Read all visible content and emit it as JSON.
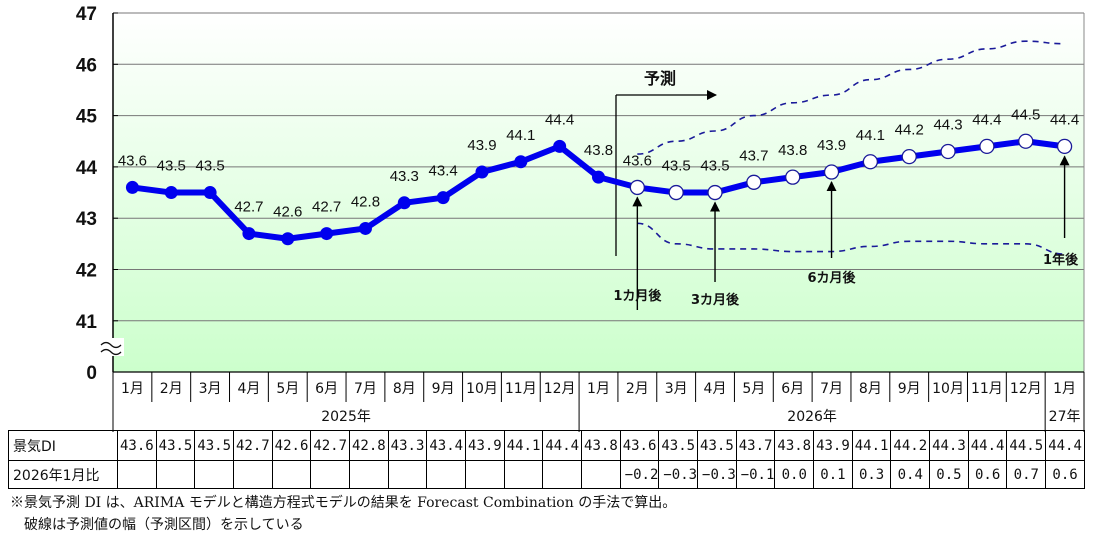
{
  "chart_data": {
    "type": "line",
    "title": "",
    "xlabel": "",
    "ylabel": "",
    "ylim": [
      41,
      47
    ],
    "y_axis_break": true,
    "yticks": [
      "47",
      "46",
      "45",
      "44",
      "43",
      "42",
      "41",
      "0"
    ],
    "grid": true,
    "categories": [
      "1月",
      "2月",
      "3月",
      "4月",
      "5月",
      "6月",
      "7月",
      "8月",
      "9月",
      "10月",
      "11月",
      "12月",
      "1月",
      "2月",
      "3月",
      "4月",
      "5月",
      "6月",
      "7月",
      "8月",
      "9月",
      "10月",
      "11月",
      "12月",
      "1月"
    ],
    "year_groups": [
      {
        "label": "2025年",
        "span": 12
      },
      {
        "label": "2026年",
        "span": 12
      },
      {
        "label": "27年",
        "span": 1
      }
    ],
    "series": [
      {
        "name": "景気DI",
        "values": [
          43.6,
          43.5,
          43.5,
          42.7,
          42.6,
          42.7,
          42.8,
          43.3,
          43.4,
          43.9,
          44.1,
          44.4,
          43.8,
          null,
          null,
          null,
          null,
          null,
          null,
          null,
          null,
          null,
          null,
          null,
          null
        ],
        "color": "#0000ee",
        "marker": "filled"
      },
      {
        "name": "予測",
        "values": [
          null,
          null,
          null,
          null,
          null,
          null,
          null,
          null,
          null,
          null,
          null,
          null,
          43.8,
          43.6,
          43.5,
          43.5,
          43.7,
          43.8,
          43.9,
          44.1,
          44.2,
          44.3,
          44.4,
          44.5,
          44.4
        ],
        "color": "#0000ee",
        "marker": "open"
      },
      {
        "name": "予測区間上限",
        "values": [
          null,
          null,
          null,
          null,
          null,
          null,
          null,
          null,
          null,
          null,
          null,
          null,
          null,
          44.25,
          44.5,
          44.7,
          45.0,
          45.25,
          45.4,
          45.7,
          45.9,
          46.1,
          46.3,
          46.45,
          46.4
        ],
        "color": "#1a1a99",
        "style": "dashed"
      },
      {
        "name": "予測区間下限",
        "values": [
          null,
          null,
          null,
          null,
          null,
          null,
          null,
          null,
          null,
          null,
          null,
          null,
          null,
          42.9,
          42.5,
          42.4,
          42.4,
          42.35,
          42.35,
          42.45,
          42.55,
          42.55,
          42.5,
          42.5,
          42.3
        ],
        "color": "#1a1a99",
        "style": "dashed"
      }
    ],
    "data_labels": [
      "43.6",
      "43.5",
      "43.5",
      "42.7",
      "42.6",
      "42.7",
      "42.8",
      "43.3",
      "43.4",
      "43.9",
      "44.1",
      "44.4",
      "43.8",
      "43.6",
      "43.5",
      "43.5",
      "43.7",
      "43.8",
      "43.9",
      "44.1",
      "44.2",
      "44.3",
      "44.4",
      "44.5",
      "44.4"
    ],
    "annotations": {
      "forecast_label": "予測",
      "arrows": [
        {
          "label": "1カ月後",
          "index": 13
        },
        {
          "label": "3カ月後",
          "index": 15
        },
        {
          "label": "6カ月後",
          "index": 18
        },
        {
          "label": "1年後",
          "index": 24
        }
      ]
    }
  },
  "table": {
    "row_di_label": "景気DI",
    "row_di_values": [
      "43.6",
      "43.5",
      "43.5",
      "42.7",
      "42.6",
      "42.7",
      "42.8",
      "43.3",
      "43.4",
      "43.9",
      "44.1",
      "44.4",
      "43.8",
      "43.6",
      "43.5",
      "43.5",
      "43.7",
      "43.8",
      "43.9",
      "44.1",
      "44.2",
      "44.3",
      "44.4",
      "44.5",
      "44.4"
    ],
    "row_cmp_label": "2026年1月比",
    "row_cmp_values": [
      "",
      "",
      "",
      "",
      "",
      "",
      "",
      "",
      "",
      "",
      "",
      "",
      "",
      "−0.2",
      "−0.3",
      "−0.3",
      "−0.1",
      "0.0",
      "0.1",
      "0.3",
      "0.4",
      "0.5",
      "0.6",
      "0.7",
      "0.6"
    ]
  },
  "notes": {
    "line1": "※景気予測 DI は、ARIMA モデルと構造方程式モデルの結果を Forecast Combination の手法で算出。",
    "line2": "　破線は予測値の幅（予測区間）を示している"
  },
  "colors": {
    "line": "#0000ee",
    "band": "#1a1a99",
    "plot_top": "#ffffff",
    "plot_bottom": "#ccffcc"
  }
}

Task directions: Copy out the records above in full, exactly as written, but not the pictures.

Solution for this exercise:
Read all visible content and emit it as JSON.
{
  "chart_data": {
    "type": "line",
    "title": "",
    "xlabel": "",
    "ylabel": "",
    "ylim": [
      41,
      47
    ],
    "y_axis_break": true,
    "yticks": [
      "47",
      "46",
      "45",
      "44",
      "43",
      "42",
      "41",
      "0"
    ],
    "grid": true,
    "categories": [
      "1月",
      "2月",
      "3月",
      "4月",
      "5月",
      "6月",
      "7月",
      "8月",
      "9月",
      "10月",
      "11月",
      "12月",
      "1月",
      "2月",
      "3月",
      "4月",
      "5月",
      "6月",
      "7月",
      "8月",
      "9月",
      "10月",
      "11月",
      "12月",
      "1月"
    ],
    "year_groups": [
      {
        "label": "2025年",
        "span": 12
      },
      {
        "label": "2026年",
        "span": 12
      },
      {
        "label": "27年",
        "span": 1
      }
    ],
    "series": [
      {
        "name": "景気DI",
        "values": [
          43.6,
          43.5,
          43.5,
          42.7,
          42.6,
          42.7,
          42.8,
          43.3,
          43.4,
          43.9,
          44.1,
          44.4,
          43.8,
          null,
          null,
          null,
          null,
          null,
          null,
          null,
          null,
          null,
          null,
          null,
          null
        ],
        "color": "#0000ee",
        "marker": "filled"
      },
      {
        "name": "予測",
        "values": [
          null,
          null,
          null,
          null,
          null,
          null,
          null,
          null,
          null,
          null,
          null,
          null,
          43.8,
          43.6,
          43.5,
          43.5,
          43.7,
          43.8,
          43.9,
          44.1,
          44.2,
          44.3,
          44.4,
          44.5,
          44.4
        ],
        "color": "#0000ee",
        "marker": "open"
      },
      {
        "name": "予測区間上限",
        "values": [
          null,
          null,
          null,
          null,
          null,
          null,
          null,
          null,
          null,
          null,
          null,
          null,
          null,
          44.25,
          44.5,
          44.7,
          45.0,
          45.25,
          45.4,
          45.7,
          45.9,
          46.1,
          46.3,
          46.45,
          46.4
        ],
        "color": "#1a1a99",
        "style": "dashed"
      },
      {
        "name": "予測区間下限",
        "values": [
          null,
          null,
          null,
          null,
          null,
          null,
          null,
          null,
          null,
          null,
          null,
          null,
          null,
          42.9,
          42.5,
          42.4,
          42.4,
          42.35,
          42.35,
          42.45,
          42.55,
          42.55,
          42.5,
          42.5,
          42.3
        ],
        "color": "#1a1a99",
        "style": "dashed"
      }
    ],
    "data_labels": [
      "43.6",
      "43.5",
      "43.5",
      "42.7",
      "42.6",
      "42.7",
      "42.8",
      "43.3",
      "43.4",
      "43.9",
      "44.1",
      "44.4",
      "43.8",
      "43.6",
      "43.5",
      "43.5",
      "43.7",
      "43.8",
      "43.9",
      "44.1",
      "44.2",
      "44.3",
      "44.4",
      "44.5",
      "44.4"
    ],
    "annotations": {
      "forecast_label": "予測",
      "arrows": [
        {
          "label": "1カ月後",
          "index": 13
        },
        {
          "label": "3カ月後",
          "index": 15
        },
        {
          "label": "6カ月後",
          "index": 18
        },
        {
          "label": "1年後",
          "index": 24
        }
      ]
    }
  },
  "table": {
    "row_di_label": "景気DI",
    "row_di_values": [
      "43.6",
      "43.5",
      "43.5",
      "42.7",
      "42.6",
      "42.7",
      "42.8",
      "43.3",
      "43.4",
      "43.9",
      "44.1",
      "44.4",
      "43.8",
      "43.6",
      "43.5",
      "43.5",
      "43.7",
      "43.8",
      "43.9",
      "44.1",
      "44.2",
      "44.3",
      "44.4",
      "44.5",
      "44.4"
    ],
    "row_cmp_label": "2026年1月比",
    "row_cmp_values": [
      "",
      "",
      "",
      "",
      "",
      "",
      "",
      "",
      "",
      "",
      "",
      "",
      "",
      "−0.2",
      "−0.3",
      "−0.3",
      "−0.1",
      "0.0",
      "0.1",
      "0.3",
      "0.4",
      "0.5",
      "0.6",
      "0.7",
      "0.6"
    ]
  },
  "notes": {
    "line1": "※景気予測 DI は、ARIMA モデルと構造方程式モデルの結果を Forecast Combination の手法で算出。",
    "line2": "　破線は予測値の幅（予測区間）を示している"
  },
  "colors": {
    "line": "#0000ee",
    "band": "#1a1a99",
    "plot_top": "#ffffff",
    "plot_bottom": "#ccffcc"
  }
}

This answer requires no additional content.